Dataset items
# # # # #
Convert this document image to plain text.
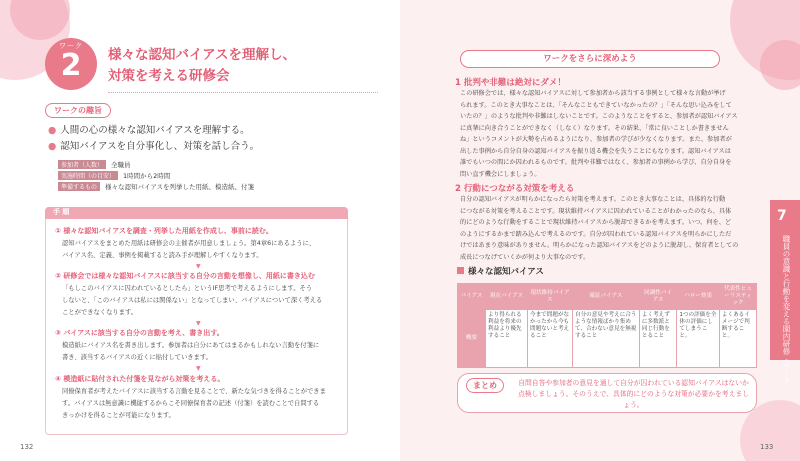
ワーク
2	様々な認知バイアスを理解し、
対策を考える研修会
ワークの趣旨
● 人間の心の様々な認知バイアスを理解する。
● 認知バイアスを自分事化し、対策を話し合う。
参加者（人数） 全職員
実施時間（の目安） 1時間から2時間
準備するもの 様々な認知バイアスを列挙した用紙、模造紙、付箋
手 順
① 様々な認知バイアスを調査・列挙した用紙を作成し、事前に読む。
認知バイアスをまとめた用紙は研修会の主催者が用意しましょう。第4章6にあるように、
バイアス名、定義、事例を掲載すると読み手が理解しやすくなります。
▼
② 研修会では様々な認知バイアスに該当する自分の言動を想像し、用紙に書き込む
「もしこのバイアスに囚われているとしたら」というIF思考で考えるようにします。そう
しないと、「このバイアスは私には関係ない」となってしまい、バイアスについて深く考える
ことができなくなります。
▼
③ バイアスに該当する自分の言動を考え、書き出す。
模造紙にバイアス名を書き出します。参加者は自分にあてはまるかもしれない言動を付箋に
書き、該当するバイアスの近くに貼付していきます。
▼
④ 模造紙に貼付された付箋を見ながら対策を考える。
同僚保育者が考えたバイアスに該当する言動を見ることで、新たな気づきを得ることができま
す。バイアスは無意識に機能するからこそ同僚保育者の記述（付箋）を読むことで自問する
きっかけを得ることが可能になります。
132
ワークをさらに深めよう
1 批判や非難は絶対にダメ！
この研修会では、様々な認知バイアスに対して参加者から該当する事例として様々な言動が挙げ
られます。このとき大事なことは、「そんなこともできていなかったの？」「そんな思い込みをして
いたの？」のような批判や非難はしないことです。このようなことをすると、参加者が認知バイアス
に真摯に向き合うことができなく（しなく）なります。その結果、「常に良いことしか書きません
ね」というコメントが大勢を占めるようになり、参加者の学びが少なくなります。また、参加者が
出した事例から自分自身の認知バイアスを振り返る機会を失うことにもなります。認知バイアスは
誰でもいつの間にか囚われるものです。批判や非難ではなく、参加者の事例から学び、自分自身を
問い直す機会にしましょう。
2 行動につながる対策を考える
自分の認知バイアスが明らかになったら対策を考えます。このとき大事なことは、具体的な行動
につながる対策を考えることです。現状維持バイアスに囚われていることがわかったのなら、具体
的にどのような行動をすることで現状維持バイアスから脱却できるかを考えます。いつ、何を、ど
のようにするかまで踏み込んで考えるのです。自分が囚われている認知バイアスを明らかにしただ
けではあまり意味がありません。明らかになった認知バイアスをどのように脱却し、保育者としての
成長につなげていくかが何より大事なのです。
様々な認知バイアス
バイアス	現在バイアス	現状維持バイアス	確証バイアス	同調性バイアス	ハロー効果	代表性ヒューリスティック
概要	より得られる利益を将来の利益より優先すること	今まで問題がなかったから今も問題ないと考えること	自分の意見や考えに合うような情報ばかり集めて、合わない意見を無視すること	よく考えずに多数派と同じ行動をとること	1つの評価を全体の評価にしてしまうこと。	よくあるイメージで判断すること。
まとめ	自問自答や参加者の意見を通して自分が囚われている認知バイアスはないか点検しましょう。そのうえで、具体的にどのような対策が必要かを考えましょう。
7
職員の意識と行動を変える園内研修〈ワーク〉
133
# # # # #
§ What is expected
Take the listing above and print it exactly, apart from the pictures.

§ Correct response
Convert this document image to plain text.
ワーク
2	様々な認知バイアスを理解し、
対策を考える研修会
ワークの趣旨
● 人間の心の様々な認知バイアスを理解する。
● 認知バイアスを自分事化し、対策を話し合う。
参加者（人数） 全職員
実施時間（の目安） 1時間から2時間
準備するもの 様々な認知バイアスを列挙した用紙、模造紙、付箋
手 順
① 様々な認知バイアスを調査・列挙した用紙を作成し、事前に読む。
認知バイアスをまとめた用紙は研修会の主催者が用意しましょう。第4章6にあるように、
バイアス名、定義、事例を掲載すると読み手が理解しやすくなります。
▼
② 研修会では様々な認知バイアスに該当する自分の言動を想像し、用紙に書き込む
「もしこのバイアスに囚われているとしたら」というIF思考で考えるようにします。そう
しないと、「このバイアスは私には関係ない」となってしまい、バイアスについて深く考える
ことができなくなります。
▼
③ バイアスに該当する自分の言動を考え、書き出す。
模造紙にバイアス名を書き出します。参加者は自分にあてはまるかもしれない言動を付箋に
書き、該当するバイアスの近くに貼付していきます。
▼
④ 模造紙に貼付された付箋を見ながら対策を考える。
同僚保育者が考えたバイアスに該当する言動を見ることで、新たな気づきを得ることができま
す。バイアスは無意識に機能するからこそ同僚保育者の記述（付箋）を読むことで自問する
きっかけを得ることが可能になります。
132
ワークをさらに深めよう
1 批判や非難は絶対にダメ！
この研修会では、様々な認知バイアスに対して参加者から該当する事例として様々な言動が挙げ
られます。このとき大事なことは、「そんなこともできていなかったの？」「そんな思い込みをして
いたの？」のような批判や非難はしないことです。このようなことをすると、参加者が認知バイアス
に真摯に向き合うことができなく（しなく）なります。その結果、「常に良いことしか書きません
ね」というコメントが大勢を占めるようになり、参加者の学びが少なくなります。また、参加者が
出した事例から自分自身の認知バイアスを振り返る機会を失うことにもなります。認知バイアスは
誰でもいつの間にか囚われるものです。批判や非難ではなく、参加者の事例から学び、自分自身を
問い直す機会にしましょう。
2 行動につながる対策を考える
自分の認知バイアスが明らかになったら対策を考えます。このとき大事なことは、具体的な行動
につながる対策を考えることです。現状維持バイアスに囚われていることがわかったのなら、具体
的にどのような行動をすることで現状維持バイアスから脱却できるかを考えます。いつ、何を、ど
のようにするかまで踏み込んで考えるのです。自分が囚われている認知バイアスを明らかにしただ
けではあまり意味がありません。明らかになった認知バイアスをどのように脱却し、保育者としての
成長につなげていくかが何より大事なのです。
様々な認知バイアス
バイアス	現在バイアス	現状維持バイアス	確証バイアス	同調性バイアス	ハロー効果	代表性ヒューリスティック
概要	より得られる利益を将来の利益より優先すること	今まで問題がなかったから今も問題ないと考えること	自分の意見や考えに合うような情報ばかり集めて、合わない意見を無視すること	よく考えずに多数派と同じ行動をとること	1つの評価を全体の評価にしてしまうこと。	よくあるイメージで判断すること。
まとめ	自問自答や参加者の意見を通して自分が囚われている認知バイアスはないか点検しましょう。そのうえで、具体的にどのような対策が必要かを考えましょう。
7
職員の意識と行動を変える園内研修〈ワーク〉
133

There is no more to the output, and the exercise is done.